> **Problem**
Would you return all of this data exactly, leaving nothing out?

* START Dataset excerpts *

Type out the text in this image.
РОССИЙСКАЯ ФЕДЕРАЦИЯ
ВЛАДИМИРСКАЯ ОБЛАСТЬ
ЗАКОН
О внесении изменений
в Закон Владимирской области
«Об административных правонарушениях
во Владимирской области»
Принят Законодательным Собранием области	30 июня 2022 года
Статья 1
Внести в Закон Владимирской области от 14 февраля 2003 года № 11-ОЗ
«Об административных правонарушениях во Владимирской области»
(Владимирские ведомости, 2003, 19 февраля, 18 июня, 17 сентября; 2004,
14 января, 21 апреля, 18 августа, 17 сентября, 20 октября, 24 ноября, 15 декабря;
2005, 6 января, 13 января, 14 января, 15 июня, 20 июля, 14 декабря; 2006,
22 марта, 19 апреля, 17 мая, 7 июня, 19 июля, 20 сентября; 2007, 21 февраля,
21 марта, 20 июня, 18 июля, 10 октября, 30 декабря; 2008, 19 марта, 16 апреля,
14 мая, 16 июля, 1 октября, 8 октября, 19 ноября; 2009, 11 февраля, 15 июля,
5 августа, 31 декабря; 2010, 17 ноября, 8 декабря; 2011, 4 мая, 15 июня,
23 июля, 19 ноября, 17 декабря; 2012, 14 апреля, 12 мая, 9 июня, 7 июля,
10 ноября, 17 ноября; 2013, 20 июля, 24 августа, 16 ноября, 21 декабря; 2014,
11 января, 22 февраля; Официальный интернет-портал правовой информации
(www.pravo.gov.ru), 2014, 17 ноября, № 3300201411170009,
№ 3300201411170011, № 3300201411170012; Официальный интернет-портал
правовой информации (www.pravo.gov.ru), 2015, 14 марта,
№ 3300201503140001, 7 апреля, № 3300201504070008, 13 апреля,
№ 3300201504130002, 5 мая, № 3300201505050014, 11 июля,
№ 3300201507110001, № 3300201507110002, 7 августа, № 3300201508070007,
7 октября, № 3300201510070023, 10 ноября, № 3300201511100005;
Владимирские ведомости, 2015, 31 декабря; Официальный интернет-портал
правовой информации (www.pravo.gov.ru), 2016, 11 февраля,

* END Dataset excerpts *

> **Response to this task**
Type out the text in this image.
РОССИЙСКАЯ ФЕДЕРАЦИЯ
ВЛАДИМИРСКАЯ ОБЛАСТЬ
ЗАКОН
О внесении изменений
в Закон Владимирской области
«Об административных правонарушениях
во Владимирской области»
Принят Законодательным Собранием области	30 июня 2022 года
Статья 1
Внести в Закон Владимирской области от 14 февраля 2003 года № 11-ОЗ
«Об административных правонарушениях во Владимирской области»
(Владимирские ведомости, 2003, 19 февраля, 18 июня, 17 сентября; 2004,
14 января, 21 апреля, 18 августа, 17 сентября, 20 октября, 24 ноября, 15 декабря;
2005, 6 января, 13 января, 14 января, 15 июня, 20 июля, 14 декабря; 2006,
22 марта, 19 апреля, 17 мая, 7 июня, 19 июля, 20 сентября; 2007, 21 февраля,
21 марта, 20 июня, 18 июля, 10 октября, 30 декабря; 2008, 19 марта, 16 апреля,
14 мая, 16 июля, 1 октября, 8 октября, 19 ноября; 2009, 11 февраля, 15 июля,
5 августа, 31 декабря; 2010, 17 ноября, 8 декабря; 2011, 4 мая, 15 июня,
23 июля, 19 ноября, 17 декабря; 2012, 14 апреля, 12 мая, 9 июня, 7 июля,
10 ноября, 17 ноября; 2013, 20 июля, 24 августа, 16 ноября, 21 декабря; 2014,
11 января, 22 февраля; Официальный интернет-портал правовой информации
(www.pravo.gov.ru), 2014, 17 ноября, № 3300201411170009,
№ 3300201411170011, № 3300201411170012; Официальный интернет-портал
правовой информации (www.pravo.gov.ru), 2015, 14 марта,
№ 3300201503140001, 7 апреля, № 3300201504070008, 13 апреля,
№ 3300201504130002, 5 мая, № 3300201505050014, 11 июля,
№ 3300201507110001, № 3300201507110002, 7 августа, № 3300201508070007,
7 октября, № 3300201510070023, 10 ноября, № 3300201511100005;
Владимирские ведомости, 2015, 31 декабря; Официальный интернет-портал
правовой информации (www.pravo.gov.ru), 2016, 11 февраля,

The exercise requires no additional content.